**Exercise instructions**. What you return should match every record exactly, with the images removed.

* * * * * * * * *

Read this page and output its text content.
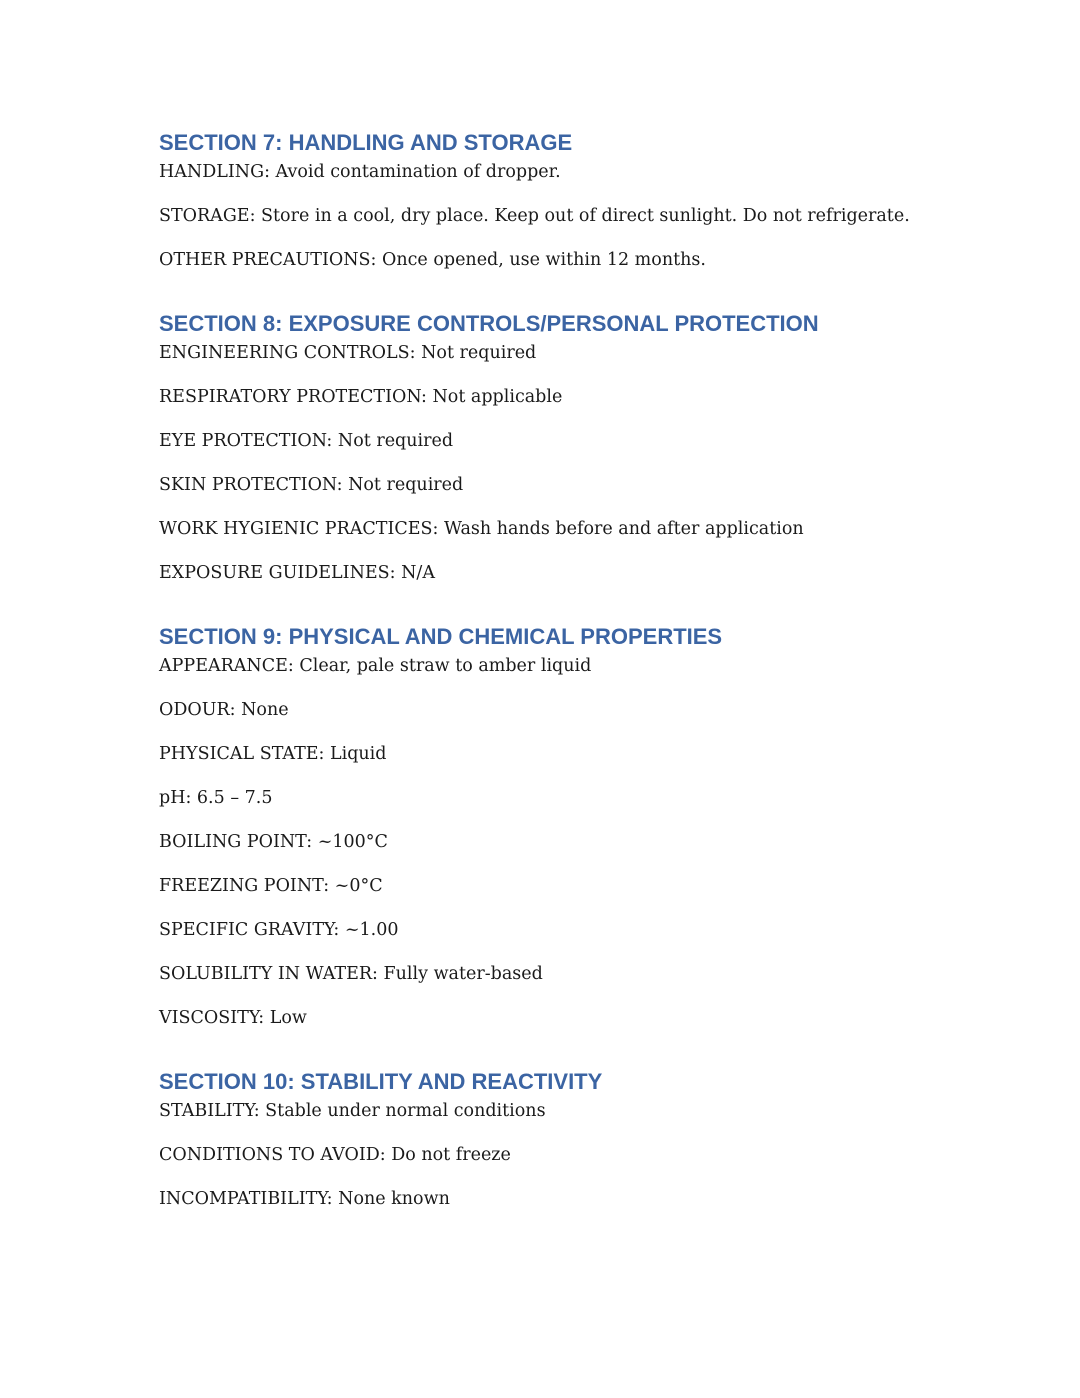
SECTION 7: HANDLING AND STORAGE
HANDLING: Avoid contamination of dropper.
STORAGE: Store in a cool, dry place. Keep out of direct sunlight. Do not refrigerate.
OTHER PRECAUTIONS: Once opened, use within 12 months.
SECTION 8: EXPOSURE CONTROLS/PERSONAL PROTECTION
ENGINEERING CONTROLS: Not required
RESPIRATORY PROTECTION: Not applicable
EYE PROTECTION: Not required
SKIN PROTECTION: Not required
WORK HYGIENIC PRACTICES: Wash hands before and after application
EXPOSURE GUIDELINES: N/A
SECTION 9: PHYSICAL AND CHEMICAL PROPERTIES
APPEARANCE: Clear, pale straw to amber liquid
ODOUR: None
PHYSICAL STATE: Liquid
pH: 6.5 – 7.5
BOILING POINT: ~100°C
FREEZING POINT: ~0°C
SPECIFIC GRAVITY: ~1.00
SOLUBILITY IN WATER: Fully water-based
VISCOSITY: Low
SECTION 10: STABILITY AND REACTIVITY
STABILITY: Stable under normal conditions
CONDITIONS TO AVOID: Do not freeze
INCOMPATIBILITY: None known
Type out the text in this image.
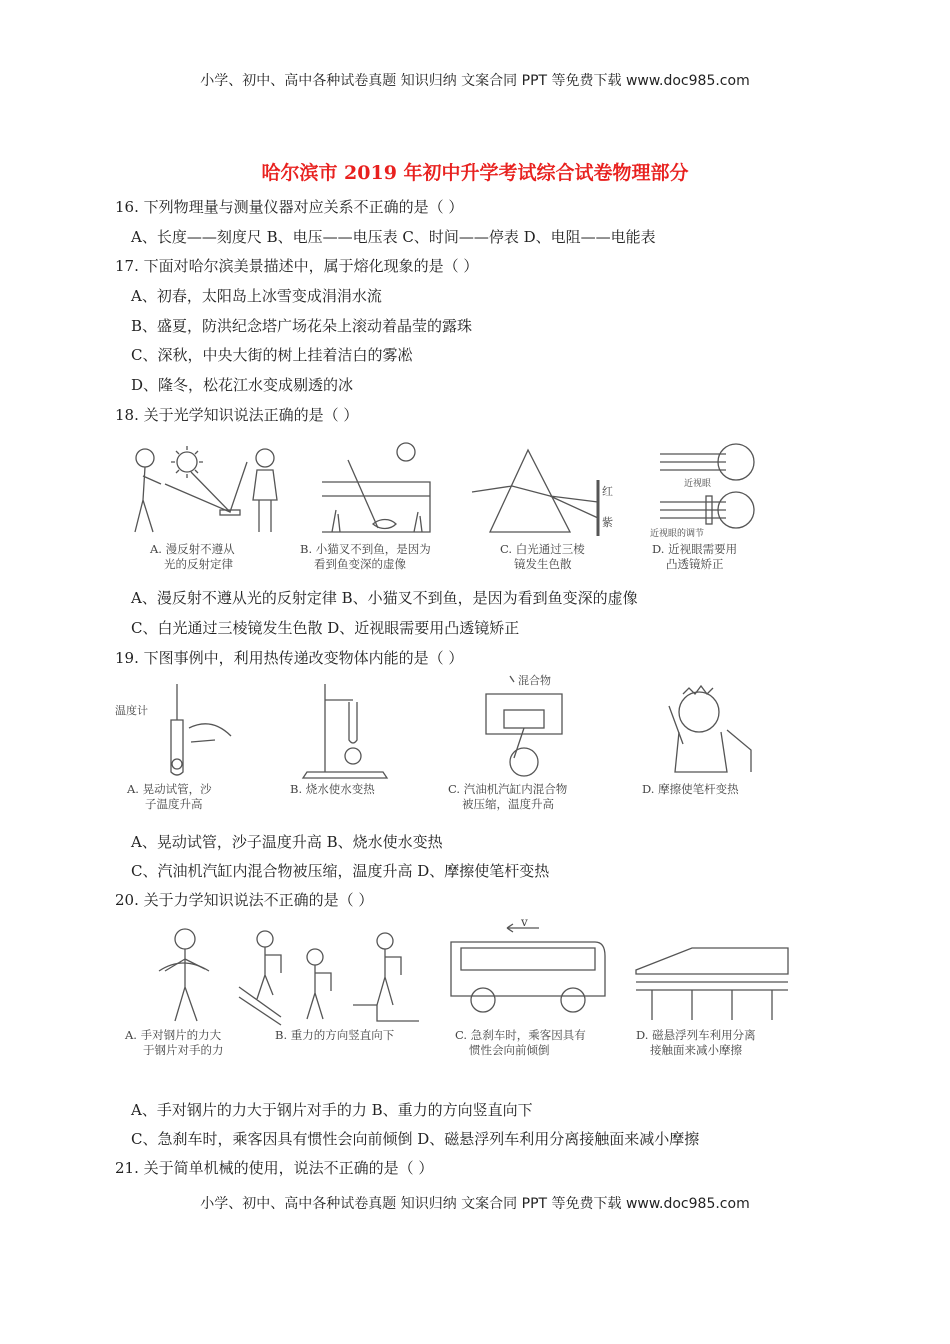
小学、初中、高中各种试卷真题 知识归纳 文案合同 PPT 等免费下载 www.doc985.com
哈尔滨市 2019 年初中升学考试综合试卷物理部分
16. 下列物理量与测量仪器对应关系不正确的是（ ）
A、长度——刻度尺 B、电压——电压表 C、时间——停表 D、电阻——电能表
17. 下面对哈尔滨美景描述中，属于熔化现象的是（ ）
A、初春，太阳岛上冰雪变成涓涓水流
B、盛夏，防洪纪念塔广场花朵上滚动着晶莹的露珠
C、深秋，中央大街的树上挂着洁白的雾凇
D、隆冬，松花江水变成剔透的冰
18. 关于光学知识说法正确的是（ ）
红
紫
近视眼
近视眼的调节
A. 漫反射不遵从
光的反射定律
B. 小猫叉不到鱼，是因为
看到鱼变深的虚像
C. 白光通过三棱
镜发生色散
D. 近视眼需要用
凸透镜矫正
A、漫反射不遵从光的反射定律 B、小猫叉不到鱼，是因为看到鱼变深的虚像
C、白光通过三棱镜发生色散 D、近视眼需要用凸透镜矫正
19. 下图事例中，利用热传递改变物体内能的是（ ）
温度计
混合物
A. 晃动试管，沙
子温度升高
B. 烧水使水变热	C. 汽油机汽缸内混合物
被压缩，温度升高
D. 摩擦使笔杆变热
A、晃动试管，沙子温度升高 B、烧水使水变热
C、汽油机汽缸内混合物被压缩，温度升高 D、摩擦使笔杆变热
20. 关于力学知识说法不正确的是（ ）
v
A. 手对钢片的力大
于钢片对手的力
B. 重力的方向竖直向下	C. 急刹车时，乘客因具有
惯性会向前倾倒
D. 磁悬浮列车利用分离
接触面来减小摩擦
A、手对钢片的力大于钢片对手的力 B、重力的方向竖直向下
C、急刹车时，乘客因具有惯性会向前倾倒 D、磁悬浮列车利用分离接触面来减小摩擦
21. 关于简单机械的使用，说法不正确的是（ ）
小学、初中、高中各种试卷真题 知识归纳 文案合同 PPT 等免费下载 www.doc985.com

* * * * * * * * *

**Result of this exercise**.
Read this page and output its text content.
SECTION 7: HANDLING AND STORAGE
HANDLING: Avoid contamination of dropper.
STORAGE: Store in a cool, dry place. Keep out of direct sunlight. Do not refrigerate.
OTHER PRECAUTIONS: Once opened, use within 12 months.
SECTION 8: EXPOSURE CONTROLS/PERSONAL PROTECTION
ENGINEERING CONTROLS: Not required
RESPIRATORY PROTECTION: Not applicable
EYE PROTECTION: Not required
SKIN PROTECTION: Not required
WORK HYGIENIC PRACTICES: Wash hands before and after application
EXPOSURE GUIDELINES: N/A
SECTION 9: PHYSICAL AND CHEMICAL PROPERTIES
APPEARANCE: Clear, pale straw to amber liquid
ODOUR: None
PHYSICAL STATE: Liquid
pH: 6.5 – 7.5
BOILING POINT: ~100°C
FREEZING POINT: ~0°C
SPECIFIC GRAVITY: ~1.00
SOLUBILITY IN WATER: Fully water-based
VISCOSITY: Low
SECTION 10: STABILITY AND REACTIVITY
STABILITY: Stable under normal conditions
CONDITIONS TO AVOID: Do not freeze
INCOMPATIBILITY: None known
Type out the text in this image.
小学、初中、高中各种试卷真题 知识归纳 文案合同 PPT 等免费下载 www.doc985.com
哈尔滨市 2019 年初中升学考试综合试卷物理部分
16. 下列物理量与测量仪器对应关系不正确的是（ ）
A、长度——刻度尺 B、电压——电压表 C、时间——停表 D、电阻——电能表
17. 下面对哈尔滨美景描述中，属于熔化现象的是（ ）
A、初春，太阳岛上冰雪变成涓涓水流
B、盛夏，防洪纪念塔广场花朵上滚动着晶莹的露珠
C、深秋，中央大街的树上挂着洁白的雾凇
D、隆冬，松花江水变成剔透的冰
18. 关于光学知识说法正确的是（ ）
红
紫
近视眼
近视眼的调节
A. 漫反射不遵从
光的反射定律
B. 小猫叉不到鱼，是因为
看到鱼变深的虚像
C. 白光通过三棱
镜发生色散
D. 近视眼需要用
凸透镜矫正
A、漫反射不遵从光的反射定律 B、小猫叉不到鱼，是因为看到鱼变深的虚像
C、白光通过三棱镜发生色散 D、近视眼需要用凸透镜矫正
19. 下图事例中，利用热传递改变物体内能的是（ ）
温度计
混合物
A. 晃动试管，沙
子温度升高
B. 烧水使水变热	C. 汽油机汽缸内混合物
被压缩，温度升高
D. 摩擦使笔杆变热
A、晃动试管，沙子温度升高 B、烧水使水变热
C、汽油机汽缸内混合物被压缩，温度升高 D、摩擦使笔杆变热
20. 关于力学知识说法不正确的是（ ）
v
A. 手对钢片的力大
于钢片对手的力
B. 重力的方向竖直向下	C. 急刹车时，乘客因具有
惯性会向前倾倒
D. 磁悬浮列车利用分离
接触面来减小摩擦
A、手对钢片的力大于钢片对手的力 B、重力的方向竖直向下
C、急刹车时，乘客因具有惯性会向前倾倒 D、磁悬浮列车利用分离接触面来减小摩擦
21. 关于简单机械的使用，说法不正确的是（ ）
小学、初中、高中各种试卷真题 知识归纳 文案合同 PPT 等免费下载 www.doc985.com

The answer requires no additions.